**Instruction**
Copy out each of the following lines verbatim, character for character, without omitting any.

++++++++++++++++++++

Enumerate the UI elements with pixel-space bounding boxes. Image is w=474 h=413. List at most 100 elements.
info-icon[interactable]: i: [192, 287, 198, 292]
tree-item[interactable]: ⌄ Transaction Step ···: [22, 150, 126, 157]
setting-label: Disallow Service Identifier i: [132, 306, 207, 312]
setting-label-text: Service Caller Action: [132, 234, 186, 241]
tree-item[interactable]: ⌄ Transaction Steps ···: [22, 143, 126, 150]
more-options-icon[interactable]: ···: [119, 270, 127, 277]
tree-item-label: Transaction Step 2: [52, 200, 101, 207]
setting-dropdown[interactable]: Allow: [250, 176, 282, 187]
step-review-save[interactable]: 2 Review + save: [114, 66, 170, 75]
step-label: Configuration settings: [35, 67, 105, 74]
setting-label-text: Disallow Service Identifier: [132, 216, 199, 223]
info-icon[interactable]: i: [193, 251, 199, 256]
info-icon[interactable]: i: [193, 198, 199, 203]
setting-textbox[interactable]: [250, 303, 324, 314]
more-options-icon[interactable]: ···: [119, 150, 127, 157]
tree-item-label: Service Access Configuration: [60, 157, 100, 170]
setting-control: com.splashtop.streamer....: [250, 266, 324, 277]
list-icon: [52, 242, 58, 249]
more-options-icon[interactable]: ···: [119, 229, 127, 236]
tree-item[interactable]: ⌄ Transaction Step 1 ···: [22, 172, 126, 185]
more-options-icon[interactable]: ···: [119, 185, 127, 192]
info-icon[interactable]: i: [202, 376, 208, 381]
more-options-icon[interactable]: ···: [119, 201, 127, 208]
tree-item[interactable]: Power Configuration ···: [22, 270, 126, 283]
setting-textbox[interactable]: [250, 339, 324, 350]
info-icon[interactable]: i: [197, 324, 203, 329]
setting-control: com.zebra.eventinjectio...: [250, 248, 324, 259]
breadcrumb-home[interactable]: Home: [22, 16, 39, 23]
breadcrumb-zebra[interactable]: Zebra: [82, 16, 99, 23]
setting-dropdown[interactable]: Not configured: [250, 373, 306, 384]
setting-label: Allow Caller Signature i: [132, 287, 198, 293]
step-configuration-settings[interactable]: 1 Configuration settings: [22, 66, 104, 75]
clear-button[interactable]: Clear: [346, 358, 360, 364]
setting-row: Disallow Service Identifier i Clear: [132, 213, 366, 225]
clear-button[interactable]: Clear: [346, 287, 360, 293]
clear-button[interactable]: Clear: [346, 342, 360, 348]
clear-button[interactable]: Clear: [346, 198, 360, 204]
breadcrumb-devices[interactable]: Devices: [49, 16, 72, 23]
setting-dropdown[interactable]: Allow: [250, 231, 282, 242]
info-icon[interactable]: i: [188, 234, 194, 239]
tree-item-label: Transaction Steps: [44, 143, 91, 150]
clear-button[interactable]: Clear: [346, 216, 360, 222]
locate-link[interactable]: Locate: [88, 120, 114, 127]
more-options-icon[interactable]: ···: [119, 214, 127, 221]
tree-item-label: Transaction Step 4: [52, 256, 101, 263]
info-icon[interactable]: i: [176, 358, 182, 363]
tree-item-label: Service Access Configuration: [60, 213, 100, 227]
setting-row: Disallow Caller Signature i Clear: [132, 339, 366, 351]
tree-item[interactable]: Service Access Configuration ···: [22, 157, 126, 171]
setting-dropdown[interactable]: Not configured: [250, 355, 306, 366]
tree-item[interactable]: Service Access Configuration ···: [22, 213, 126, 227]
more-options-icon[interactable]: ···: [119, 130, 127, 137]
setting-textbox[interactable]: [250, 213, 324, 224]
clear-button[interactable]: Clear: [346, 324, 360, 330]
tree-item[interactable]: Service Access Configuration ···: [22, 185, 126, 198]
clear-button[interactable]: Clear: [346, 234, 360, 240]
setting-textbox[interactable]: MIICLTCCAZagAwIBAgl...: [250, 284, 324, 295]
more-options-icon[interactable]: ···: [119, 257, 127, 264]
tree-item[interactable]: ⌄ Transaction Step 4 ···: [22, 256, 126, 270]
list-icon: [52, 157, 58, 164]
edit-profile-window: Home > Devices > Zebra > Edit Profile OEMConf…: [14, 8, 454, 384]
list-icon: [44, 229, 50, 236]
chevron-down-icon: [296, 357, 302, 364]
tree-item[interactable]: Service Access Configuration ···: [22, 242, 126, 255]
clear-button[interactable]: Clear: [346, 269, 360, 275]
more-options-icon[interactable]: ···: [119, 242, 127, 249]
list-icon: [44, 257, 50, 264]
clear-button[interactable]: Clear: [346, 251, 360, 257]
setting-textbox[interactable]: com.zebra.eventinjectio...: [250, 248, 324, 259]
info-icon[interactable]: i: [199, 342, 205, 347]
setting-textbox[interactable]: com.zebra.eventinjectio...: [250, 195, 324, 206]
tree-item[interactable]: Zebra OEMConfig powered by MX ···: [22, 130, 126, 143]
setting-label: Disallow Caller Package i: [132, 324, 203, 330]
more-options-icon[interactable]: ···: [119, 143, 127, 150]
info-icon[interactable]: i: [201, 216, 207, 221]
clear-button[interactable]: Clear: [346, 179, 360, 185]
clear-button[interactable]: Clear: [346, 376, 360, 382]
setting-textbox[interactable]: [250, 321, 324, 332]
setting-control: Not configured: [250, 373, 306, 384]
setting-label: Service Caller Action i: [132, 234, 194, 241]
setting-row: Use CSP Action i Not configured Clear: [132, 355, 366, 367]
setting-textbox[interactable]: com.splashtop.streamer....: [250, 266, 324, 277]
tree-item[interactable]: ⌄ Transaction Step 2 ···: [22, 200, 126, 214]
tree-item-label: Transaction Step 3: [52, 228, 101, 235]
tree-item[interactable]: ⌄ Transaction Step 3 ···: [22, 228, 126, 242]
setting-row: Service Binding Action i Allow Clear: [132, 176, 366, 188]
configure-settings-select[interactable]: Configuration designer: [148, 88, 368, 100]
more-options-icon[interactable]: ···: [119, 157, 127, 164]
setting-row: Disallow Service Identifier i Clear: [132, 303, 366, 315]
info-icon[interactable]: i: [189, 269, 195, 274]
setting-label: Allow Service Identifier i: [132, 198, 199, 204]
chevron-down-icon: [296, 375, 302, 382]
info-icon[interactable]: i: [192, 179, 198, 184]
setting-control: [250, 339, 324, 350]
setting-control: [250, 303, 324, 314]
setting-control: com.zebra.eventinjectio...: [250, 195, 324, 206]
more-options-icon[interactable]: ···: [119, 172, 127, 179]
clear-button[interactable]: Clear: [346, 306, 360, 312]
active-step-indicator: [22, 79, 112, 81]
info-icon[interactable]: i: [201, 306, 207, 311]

++++++++++++++++++++

**Reply to the task**
Enumerate the UI elements with pixel-space bounding boxes. Image is w=474 h=413. List at most 100 elements.
info-icon[interactable]: i: [192, 287, 198, 292]
tree-item[interactable]: ⌄ Transaction Step ···: [22, 150, 126, 157]
setting-label: Disallow Service Identifier i: [132, 306, 207, 312]
setting-label-text: Service Caller Action: [132, 234, 186, 241]
tree-item[interactable]: ⌄ Transaction Steps ···: [22, 143, 126, 150]
more-options-icon[interactable]: ···: [119, 270, 127, 277]
tree-item-label: Transaction Step 2: [52, 200, 101, 207]
setting-dropdown[interactable]: Allow: [250, 176, 282, 187]
step-review-save[interactable]: 2 Review + save: [114, 66, 170, 75]
step-label: Configuration settings: [35, 67, 105, 74]
setting-label-text: Disallow Service Identifier: [132, 216, 199, 223]
info-icon[interactable]: i: [193, 251, 199, 256]
info-icon[interactable]: i: [193, 198, 199, 203]
setting-textbox[interactable]: [250, 303, 324, 314]
more-options-icon[interactable]: ···: [119, 150, 127, 157]
tree-item-label: Service Access Configuration: [60, 157, 100, 170]
setting-control: com.splashtop.streamer....: [250, 266, 324, 277]
list-icon: [52, 242, 58, 249]
more-options-icon[interactable]: ···: [119, 229, 127, 236]
tree-item[interactable]: ⌄ Transaction Step 1 ···: [22, 172, 126, 185]
more-options-icon[interactable]: ···: [119, 185, 127, 192]
info-icon[interactable]: i: [202, 376, 208, 381]
more-options-icon[interactable]: ···: [119, 201, 127, 208]
tree-item[interactable]: Power Configuration ···: [22, 270, 126, 283]
setting-textbox[interactable]: [250, 339, 324, 350]
info-icon[interactable]: i: [197, 324, 203, 329]
setting-control: com.zebra.eventinjectio...: [250, 248, 324, 259]
breadcrumb-home[interactable]: Home: [22, 16, 39, 23]
breadcrumb-zebra[interactable]: Zebra: [82, 16, 99, 23]
setting-dropdown[interactable]: Not configured: [250, 373, 306, 384]
setting-label: Allow Caller Signature i: [132, 287, 198, 293]
step-configuration-settings[interactable]: 1 Configuration settings: [22, 66, 104, 75]
clear-button[interactable]: Clear: [346, 358, 360, 364]
setting-row: Disallow Service Identifier i Clear: [132, 213, 366, 225]
clear-button[interactable]: Clear: [346, 287, 360, 293]
clear-button[interactable]: Clear: [346, 342, 360, 348]
clear-button[interactable]: Clear: [346, 198, 360, 204]
breadcrumb-devices[interactable]: Devices: [49, 16, 72, 23]
setting-dropdown[interactable]: Allow: [250, 231, 282, 242]
info-icon[interactable]: i: [188, 234, 194, 239]
tree-item-label: Transaction Steps: [44, 143, 91, 150]
clear-button[interactable]: Clear: [346, 216, 360, 222]
locate-link[interactable]: Locate: [88, 120, 114, 127]
more-options-icon[interactable]: ···: [119, 214, 127, 221]
tree-item-label: Transaction Step 4: [52, 256, 101, 263]
info-icon[interactable]: i: [176, 358, 182, 363]
tree-item-label: Service Access Configuration: [60, 213, 100, 227]
setting-row: Disallow Caller Signature i Clear: [132, 339, 366, 351]
tree-item[interactable]: Service Access Configuration ···: [22, 157, 126, 171]
setting-dropdown[interactable]: Not configured: [250, 355, 306, 366]
tree-item[interactable]: Service Access Configuration ···: [22, 213, 126, 227]
more-options-icon[interactable]: ···: [119, 130, 127, 137]
setting-textbox[interactable]: [250, 213, 324, 224]
clear-button[interactable]: Clear: [346, 324, 360, 330]
tree-item[interactable]: Service Access Configuration ···: [22, 185, 126, 198]
clear-button[interactable]: Clear: [346, 234, 360, 240]
setting-textbox[interactable]: MIICLTCCAZagAwIBAgl...: [250, 284, 324, 295]
more-options-icon[interactable]: ···: [119, 257, 127, 264]
tree-item[interactable]: ⌄ Transaction Step 4 ···: [22, 256, 126, 270]
list-icon: [52, 157, 58, 164]
edit-profile-window: Home > Devices > Zebra > Edit Profile OEMConf…: [14, 8, 454, 384]
list-icon: [44, 229, 50, 236]
chevron-down-icon: [296, 357, 302, 364]
tree-item[interactable]: Service Access Configuration ···: [22, 242, 126, 255]
clear-button[interactable]: Clear: [346, 269, 360, 275]
more-options-icon[interactable]: ···: [119, 242, 127, 249]
list-icon: [44, 257, 50, 264]
clear-button[interactable]: Clear: [346, 251, 360, 257]
setting-textbox[interactable]: com.zebra.eventinjectio...: [250, 248, 324, 259]
info-icon[interactable]: i: [199, 342, 205, 347]
setting-textbox[interactable]: com.zebra.eventinjectio...: [250, 195, 324, 206]
tree-item[interactable]: Zebra OEMConfig powered by MX ···: [22, 130, 126, 143]
setting-label: Disallow Caller Package i: [132, 324, 203, 330]
more-options-icon[interactable]: ···: [119, 143, 127, 150]
info-icon[interactable]: i: [201, 216, 207, 221]
clear-button[interactable]: Clear: [346, 179, 360, 185]
clear-button[interactable]: Clear: [346, 376, 360, 382]
setting-textbox[interactable]: [250, 321, 324, 332]
setting-control: Not configured: [250, 373, 306, 384]
setting-label: Service Caller Action i: [132, 234, 194, 241]
setting-row: Use CSP Action i Not configured Clear: [132, 355, 366, 367]
setting-textbox[interactable]: com.splashtop.streamer....: [250, 266, 324, 277]
tree-item[interactable]: ⌄ Transaction Step 2 ···: [22, 200, 126, 214]
tree-item-label: Transaction Step 3: [52, 228, 101, 235]
tree-item[interactable]: ⌄ Transaction Step 3 ···: [22, 228, 126, 242]
setting-row: Service Binding Action i Allow Clear: [132, 176, 366, 188]
configure-settings-select[interactable]: Configuration designer: [148, 88, 368, 100]
more-options-icon[interactable]: ···: [119, 157, 127, 164]
setting-row: Disallow Service Identifier i Clear: [132, 303, 366, 315]
info-icon[interactable]: i: [189, 269, 195, 274]
setting-label: Allow Service Identifier i: [132, 198, 199, 204]
chevron-down-icon: [296, 375, 302, 382]
info-icon[interactable]: i: [192, 179, 198, 184]
setting-control: [250, 339, 324, 350]
setting-control: [250, 303, 324, 314]
setting-control: com.zebra.eventinjectio...: [250, 195, 324, 206]
more-options-icon[interactable]: ···: [119, 172, 127, 179]
clear-button[interactable]: Clear: [346, 306, 360, 312]
active-step-indicator: [22, 79, 112, 81]
info-icon[interactable]: i: [201, 306, 207, 311]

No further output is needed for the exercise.